◆ Exercise description
Check every line in the records below for the word "title" and report how many have it, nothing more.

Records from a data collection
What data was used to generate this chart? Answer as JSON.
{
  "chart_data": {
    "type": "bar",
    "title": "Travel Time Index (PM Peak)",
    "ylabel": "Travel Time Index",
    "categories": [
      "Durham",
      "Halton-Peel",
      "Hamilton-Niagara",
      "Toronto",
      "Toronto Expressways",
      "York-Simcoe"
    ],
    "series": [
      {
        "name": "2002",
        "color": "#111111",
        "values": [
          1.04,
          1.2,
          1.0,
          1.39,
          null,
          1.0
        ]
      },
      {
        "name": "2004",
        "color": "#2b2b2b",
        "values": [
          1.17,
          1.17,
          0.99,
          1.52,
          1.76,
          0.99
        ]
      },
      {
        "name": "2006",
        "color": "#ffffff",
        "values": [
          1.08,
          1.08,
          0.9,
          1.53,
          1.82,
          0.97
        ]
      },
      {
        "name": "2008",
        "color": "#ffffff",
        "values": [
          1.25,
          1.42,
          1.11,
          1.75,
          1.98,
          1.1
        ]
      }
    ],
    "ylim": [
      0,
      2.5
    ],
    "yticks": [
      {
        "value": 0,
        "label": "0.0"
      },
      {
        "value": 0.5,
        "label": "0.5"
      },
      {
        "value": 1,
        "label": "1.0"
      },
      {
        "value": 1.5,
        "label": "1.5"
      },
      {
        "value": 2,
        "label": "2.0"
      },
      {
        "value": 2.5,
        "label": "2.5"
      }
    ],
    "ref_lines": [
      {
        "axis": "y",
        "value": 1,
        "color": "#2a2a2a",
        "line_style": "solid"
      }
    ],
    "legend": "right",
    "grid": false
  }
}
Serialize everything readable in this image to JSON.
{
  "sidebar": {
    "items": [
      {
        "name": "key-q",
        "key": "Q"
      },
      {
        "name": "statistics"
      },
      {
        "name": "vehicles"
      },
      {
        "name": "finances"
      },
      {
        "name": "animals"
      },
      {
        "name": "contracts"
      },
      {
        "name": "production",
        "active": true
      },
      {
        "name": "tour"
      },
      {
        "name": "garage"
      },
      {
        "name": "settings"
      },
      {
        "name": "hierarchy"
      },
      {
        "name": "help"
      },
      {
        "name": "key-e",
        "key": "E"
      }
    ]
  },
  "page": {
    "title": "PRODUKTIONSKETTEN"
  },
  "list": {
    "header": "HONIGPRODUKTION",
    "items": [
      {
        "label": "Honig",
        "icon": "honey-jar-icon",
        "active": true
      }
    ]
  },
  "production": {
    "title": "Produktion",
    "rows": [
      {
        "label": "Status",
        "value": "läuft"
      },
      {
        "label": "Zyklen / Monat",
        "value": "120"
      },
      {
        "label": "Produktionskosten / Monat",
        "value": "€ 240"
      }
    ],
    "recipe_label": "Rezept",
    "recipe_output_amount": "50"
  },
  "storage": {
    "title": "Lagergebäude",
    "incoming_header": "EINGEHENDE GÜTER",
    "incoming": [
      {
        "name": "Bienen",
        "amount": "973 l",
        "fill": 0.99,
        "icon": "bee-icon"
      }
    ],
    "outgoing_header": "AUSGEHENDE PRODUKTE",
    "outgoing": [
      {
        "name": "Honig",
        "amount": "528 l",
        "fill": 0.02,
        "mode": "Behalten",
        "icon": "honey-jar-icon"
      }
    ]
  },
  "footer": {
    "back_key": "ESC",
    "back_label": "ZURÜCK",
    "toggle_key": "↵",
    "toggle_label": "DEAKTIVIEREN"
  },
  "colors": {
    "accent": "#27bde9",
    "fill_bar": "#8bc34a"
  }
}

◆ Exercise response
4